── DATASET EXCERPTS

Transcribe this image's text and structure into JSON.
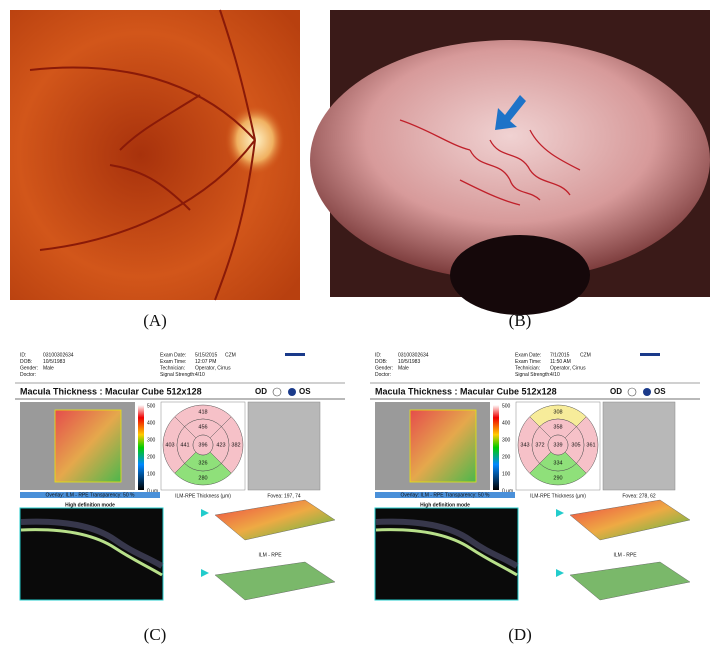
{
  "panels": [
    {
      "label": "(A)"
    },
    {
      "label": "(B)"
    },
    {
      "label": "(C)",
      "report": {
        "left": [
          {
            "key": "ID:",
            "value": "03100302634"
          },
          {
            "key": "DOB:",
            "value": "10/5/1983"
          },
          {
            "key": "Gender:",
            "value": "Male"
          },
          {
            "key": "Doctor:"
          }
        ],
        "right": [
          {
            "key": "Exam Date:",
            "value": "5/15/2015"
          },
          {
            "key": "Exam Time:",
            "value": "12:07 PM"
          },
          {
            "key": "Technician:",
            "value": "Operator, Cirrus"
          },
          {
            "key": "Signal Strength:",
            "value": "4/10"
          }
        ],
        "brand": "CZM",
        "title": "Macula Thickness : Macular Cube 512x128",
        "od": "OD",
        "os": "OS",
        "colorbar": [
          "500",
          "400",
          "300",
          "200",
          "100",
          "0 µm"
        ],
        "overlay": "Overlay: ILM - RPE   Transparency: 50 %",
        "sectors": {
          "outer_top": {
            "value": 418,
            "color": "#f6c1c8"
          },
          "inner_top": {
            "value": 456,
            "color": "#f6c1c8"
          },
          "outer_left": {
            "value": 403,
            "color": "#f6c1c8"
          },
          "inner_left": {
            "value": 441,
            "color": "#f6c1c8"
          },
          "center": {
            "value": 396,
            "color": "#f6c1c8"
          },
          "inner_right": {
            "value": 423,
            "color": "#f6c1c8"
          },
          "outer_right": {
            "value": 382,
            "color": "#f6c1c8"
          },
          "inner_bottom": {
            "value": 326,
            "color": "#8fe07a"
          },
          "outer_bottom": {
            "value": 280,
            "color": "#8fe07a"
          }
        },
        "thickness_label": "ILM-RPE Thickness (µm)",
        "fovea": "Fovea: 197, 74",
        "hd": "High definition mode",
        "surface": "ILM - RPE"
      }
    },
    {
      "label": "(D)",
      "report": {
        "left": [
          {
            "key": "ID:",
            "value": "03100302634"
          },
          {
            "key": "DOB:",
            "value": "10/5/1983"
          },
          {
            "key": "Gender:",
            "value": "Male"
          },
          {
            "key": "Doctor:"
          }
        ],
        "right": [
          {
            "key": "Exam Date:",
            "value": "7/1/2015"
          },
          {
            "key": "Exam Time:",
            "value": "11:50 AM"
          },
          {
            "key": "Technician:",
            "value": "Operator, Cirrus"
          },
          {
            "key": "Signal Strength:",
            "value": "4/10"
          }
        ],
        "brand": "CZM",
        "title": "Macula Thickness : Macular Cube 512x128",
        "od": "OD",
        "os": "OS",
        "colorbar": [
          "500",
          "400",
          "300",
          "200",
          "100",
          "0 µm"
        ],
        "overlay": "Overlay: ILM - RPE   Transparency: 50 %",
        "sectors": {
          "outer_top": {
            "value": 308,
            "color": "#f7ec9a"
          },
          "inner_top": {
            "value": 358,
            "color": "#f6c1c8"
          },
          "outer_left": {
            "value": 343,
            "color": "#f6c1c8"
          },
          "inner_left": {
            "value": 372,
            "color": "#f6c1c8"
          },
          "center": {
            "value": 339,
            "color": "#f6c1c8"
          },
          "inner_right": {
            "value": 305,
            "color": "#f6c1c8"
          },
          "outer_right": {
            "value": 361,
            "color": "#f6c1c8"
          },
          "inner_bottom": {
            "value": 334,
            "color": "#8fe07a"
          },
          "outer_bottom": {
            "value": 290,
            "color": "#8fe07a"
          }
        },
        "thickness_label": "ILM-RPE Thickness (µm)",
        "fovea": "Fovea: 278, 62",
        "hd": "High definition mode",
        "surface": "ILM - RPE"
      }
    }
  ]
}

────

## WHAT IS EXPECTED:
All the lines above are to be given again exactly as they read, with the pictures removed.

## EXERCISE SOLUTION:
Transcribe this image's text and structure into JSON.
{
  "panels": [
    {
      "label": "(A)"
    },
    {
      "label": "(B)"
    },
    {
      "label": "(C)",
      "report": {
        "left": [
          {
            "key": "ID:",
            "value": "03100302634"
          },
          {
            "key": "DOB:",
            "value": "10/5/1983"
          },
          {
            "key": "Gender:",
            "value": "Male"
          },
          {
            "key": "Doctor:"
          }
        ],
        "right": [
          {
            "key": "Exam Date:",
            "value": "5/15/2015"
          },
          {
            "key": "Exam Time:",
            "value": "12:07 PM"
          },
          {
            "key": "Technician:",
            "value": "Operator, Cirrus"
          },
          {
            "key": "Signal Strength:",
            "value": "4/10"
          }
        ],
        "brand": "CZM",
        "title": "Macula Thickness : Macular Cube 512x128",
        "od": "OD",
        "os": "OS",
        "colorbar": [
          "500",
          "400",
          "300",
          "200",
          "100",
          "0 µm"
        ],
        "overlay": "Overlay: ILM - RPE   Transparency: 50 %",
        "sectors": {
          "outer_top": {
            "value": 418,
            "color": "#f6c1c8"
          },
          "inner_top": {
            "value": 456,
            "color": "#f6c1c8"
          },
          "outer_left": {
            "value": 403,
            "color": "#f6c1c8"
          },
          "inner_left": {
            "value": 441,
            "color": "#f6c1c8"
          },
          "center": {
            "value": 396,
            "color": "#f6c1c8"
          },
          "inner_right": {
            "value": 423,
            "color": "#f6c1c8"
          },
          "outer_right": {
            "value": 382,
            "color": "#f6c1c8"
          },
          "inner_bottom": {
            "value": 326,
            "color": "#8fe07a"
          },
          "outer_bottom": {
            "value": 280,
            "color": "#8fe07a"
          }
        },
        "thickness_label": "ILM-RPE Thickness (µm)",
        "fovea": "Fovea: 197, 74",
        "hd": "High definition mode",
        "surface": "ILM - RPE"
      }
    },
    {
      "label": "(D)",
      "report": {
        "left": [
          {
            "key": "ID:",
            "value": "03100302634"
          },
          {
            "key": "DOB:",
            "value": "10/5/1983"
          },
          {
            "key": "Gender:",
            "value": "Male"
          },
          {
            "key": "Doctor:"
          }
        ],
        "right": [
          {
            "key": "Exam Date:",
            "value": "7/1/2015"
          },
          {
            "key": "Exam Time:",
            "value": "11:50 AM"
          },
          {
            "key": "Technician:",
            "value": "Operator, Cirrus"
          },
          {
            "key": "Signal Strength:",
            "value": "4/10"
          }
        ],
        "brand": "CZM",
        "title": "Macula Thickness : Macular Cube 512x128",
        "od": "OD",
        "os": "OS",
        "colorbar": [
          "500",
          "400",
          "300",
          "200",
          "100",
          "0 µm"
        ],
        "overlay": "Overlay: ILM - RPE   Transparency: 50 %",
        "sectors": {
          "outer_top": {
            "value": 308,
            "color": "#f7ec9a"
          },
          "inner_top": {
            "value": 358,
            "color": "#f6c1c8"
          },
          "outer_left": {
            "value": 343,
            "color": "#f6c1c8"
          },
          "inner_left": {
            "value": 372,
            "color": "#f6c1c8"
          },
          "center": {
            "value": 339,
            "color": "#f6c1c8"
          },
          "inner_right": {
            "value": 305,
            "color": "#f6c1c8"
          },
          "outer_right": {
            "value": 361,
            "color": "#f6c1c8"
          },
          "inner_bottom": {
            "value": 334,
            "color": "#8fe07a"
          },
          "outer_bottom": {
            "value": 290,
            "color": "#8fe07a"
          }
        },
        "thickness_label": "ILM-RPE Thickness (µm)",
        "fovea": "Fovea: 278, 62",
        "hd": "High definition mode",
        "surface": "ILM - RPE"
      }
    }
  ]
}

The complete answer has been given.